* _Written request_: An exact copy of the records is required, minus the pictures they hold.

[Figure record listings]

%%

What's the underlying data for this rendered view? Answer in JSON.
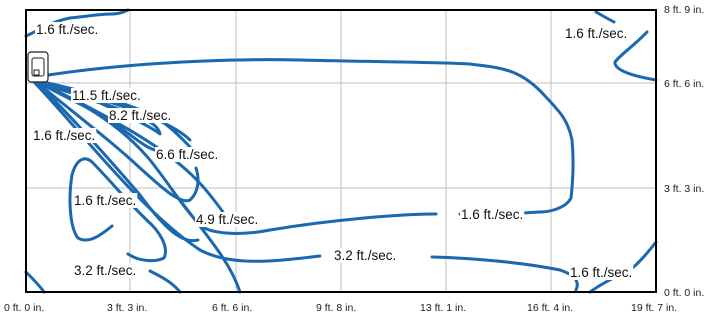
{
  "axes": {
    "x_ticks": [
      "0 ft. 0 in.",
      "3 ft. 3 in.",
      "6 ft. 6 in.",
      "9 ft. 8 in.",
      "13 ft. 1 in.",
      "16 ft. 4 in.",
      "19 ft. 7 in."
    ],
    "y_ticks": [
      "8 ft. 9 in.",
      "6 ft. 6 in.",
      "3 ft. 3 in.",
      "0 ft. 0 in."
    ]
  },
  "labels": [
    "1.6 ft./sec.",
    "1.6 ft./sec.",
    "11.5 ft./sec.",
    "8.2 ft./sec.",
    "1.6 ft./sec.",
    "6.6 ft./sec.",
    "1.6 ft./sec.",
    "4.9 ft./sec.",
    "1.6 ft./sec.",
    "3.2 ft./sec.",
    "3.2 ft./sec.",
    "1.6 ft./sec."
  ],
  "colors": {
    "contour": "#1a68b0",
    "frame": "#000000",
    "grid": "#bfbfbf"
  },
  "icons": {
    "unit": "air-conditioner-unit-icon"
  }
}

%%

* _Correct answer_:
What's the underlying data for this rendered view? Answer in JSON.
{
  "axes": {
    "x_ticks": [
      "0 ft. 0 in.",
      "3 ft. 3 in.",
      "6 ft. 6 in.",
      "9 ft. 8 in.",
      "13 ft. 1 in.",
      "16 ft. 4 in.",
      "19 ft. 7 in."
    ],
    "y_ticks": [
      "8 ft. 9 in.",
      "6 ft. 6 in.",
      "3 ft. 3 in.",
      "0 ft. 0 in."
    ]
  },
  "labels": [
    "1.6 ft./sec.",
    "1.6 ft./sec.",
    "11.5 ft./sec.",
    "8.2 ft./sec.",
    "1.6 ft./sec.",
    "6.6 ft./sec.",
    "1.6 ft./sec.",
    "4.9 ft./sec.",
    "1.6 ft./sec.",
    "3.2 ft./sec.",
    "3.2 ft./sec.",
    "1.6 ft./sec."
  ],
  "colors": {
    "contour": "#1a68b0",
    "frame": "#000000",
    "grid": "#bfbfbf"
  },
  "icons": {
    "unit": "air-conditioner-unit-icon"
  }
}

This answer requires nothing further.